What you will do —
Filter the entries that follow, copying every line in which the word "object" appears.

Data for the task —
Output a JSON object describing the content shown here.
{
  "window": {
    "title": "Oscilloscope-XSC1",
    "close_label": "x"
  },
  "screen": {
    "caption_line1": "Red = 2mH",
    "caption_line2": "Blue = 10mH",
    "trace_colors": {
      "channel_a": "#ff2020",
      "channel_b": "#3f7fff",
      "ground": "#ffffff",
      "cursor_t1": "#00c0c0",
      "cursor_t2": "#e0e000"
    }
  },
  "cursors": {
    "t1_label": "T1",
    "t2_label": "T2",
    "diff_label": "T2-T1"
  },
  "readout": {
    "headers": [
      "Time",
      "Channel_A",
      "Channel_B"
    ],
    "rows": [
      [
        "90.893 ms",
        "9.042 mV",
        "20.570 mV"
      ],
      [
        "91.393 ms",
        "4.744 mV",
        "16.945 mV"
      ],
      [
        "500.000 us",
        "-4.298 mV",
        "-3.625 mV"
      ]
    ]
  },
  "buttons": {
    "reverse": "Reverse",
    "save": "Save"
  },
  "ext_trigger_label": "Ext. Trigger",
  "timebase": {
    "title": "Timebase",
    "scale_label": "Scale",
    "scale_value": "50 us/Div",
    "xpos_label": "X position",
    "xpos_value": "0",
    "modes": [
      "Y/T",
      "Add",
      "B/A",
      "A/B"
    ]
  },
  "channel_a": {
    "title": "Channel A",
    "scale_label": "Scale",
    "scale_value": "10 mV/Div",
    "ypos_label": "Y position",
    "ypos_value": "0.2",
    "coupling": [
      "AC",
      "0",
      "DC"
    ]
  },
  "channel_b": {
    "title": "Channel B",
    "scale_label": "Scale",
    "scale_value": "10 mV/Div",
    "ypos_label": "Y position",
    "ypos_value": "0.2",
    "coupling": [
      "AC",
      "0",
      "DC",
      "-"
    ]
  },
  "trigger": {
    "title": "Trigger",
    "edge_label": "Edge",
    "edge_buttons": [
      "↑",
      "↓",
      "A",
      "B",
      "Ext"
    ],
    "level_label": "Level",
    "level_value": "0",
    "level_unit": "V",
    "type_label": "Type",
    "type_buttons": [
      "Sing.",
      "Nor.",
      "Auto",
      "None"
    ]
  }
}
==
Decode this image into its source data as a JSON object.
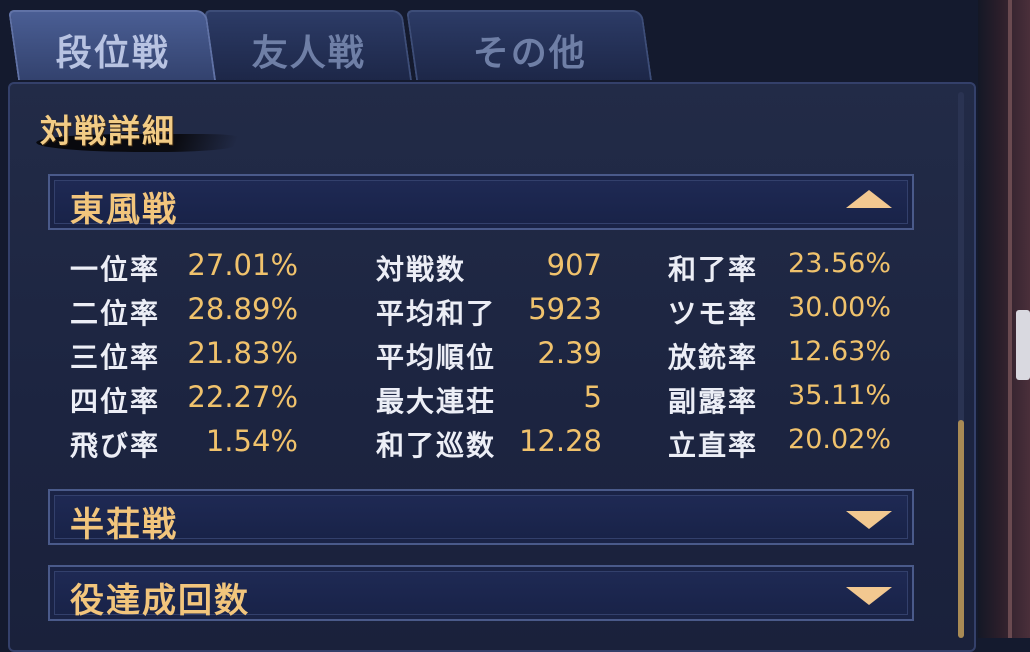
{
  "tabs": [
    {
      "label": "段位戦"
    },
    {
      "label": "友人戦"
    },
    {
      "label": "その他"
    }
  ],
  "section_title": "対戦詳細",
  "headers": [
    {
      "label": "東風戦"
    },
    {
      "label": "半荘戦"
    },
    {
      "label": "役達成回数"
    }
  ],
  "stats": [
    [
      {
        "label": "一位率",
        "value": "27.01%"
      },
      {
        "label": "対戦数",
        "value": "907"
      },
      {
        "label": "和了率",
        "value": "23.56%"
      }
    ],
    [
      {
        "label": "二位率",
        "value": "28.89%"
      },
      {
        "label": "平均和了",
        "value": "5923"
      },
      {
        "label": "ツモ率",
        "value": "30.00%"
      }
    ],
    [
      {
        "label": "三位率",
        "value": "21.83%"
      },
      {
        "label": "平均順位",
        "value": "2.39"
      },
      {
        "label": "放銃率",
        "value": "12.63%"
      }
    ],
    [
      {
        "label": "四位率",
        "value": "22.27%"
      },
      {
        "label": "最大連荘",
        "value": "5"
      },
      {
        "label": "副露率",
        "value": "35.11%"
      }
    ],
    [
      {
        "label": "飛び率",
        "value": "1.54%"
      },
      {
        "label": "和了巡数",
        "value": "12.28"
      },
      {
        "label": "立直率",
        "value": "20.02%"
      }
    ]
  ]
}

In response —
Output a JSON object describing the content shown here.
Decode this image into its source data as a JSON object.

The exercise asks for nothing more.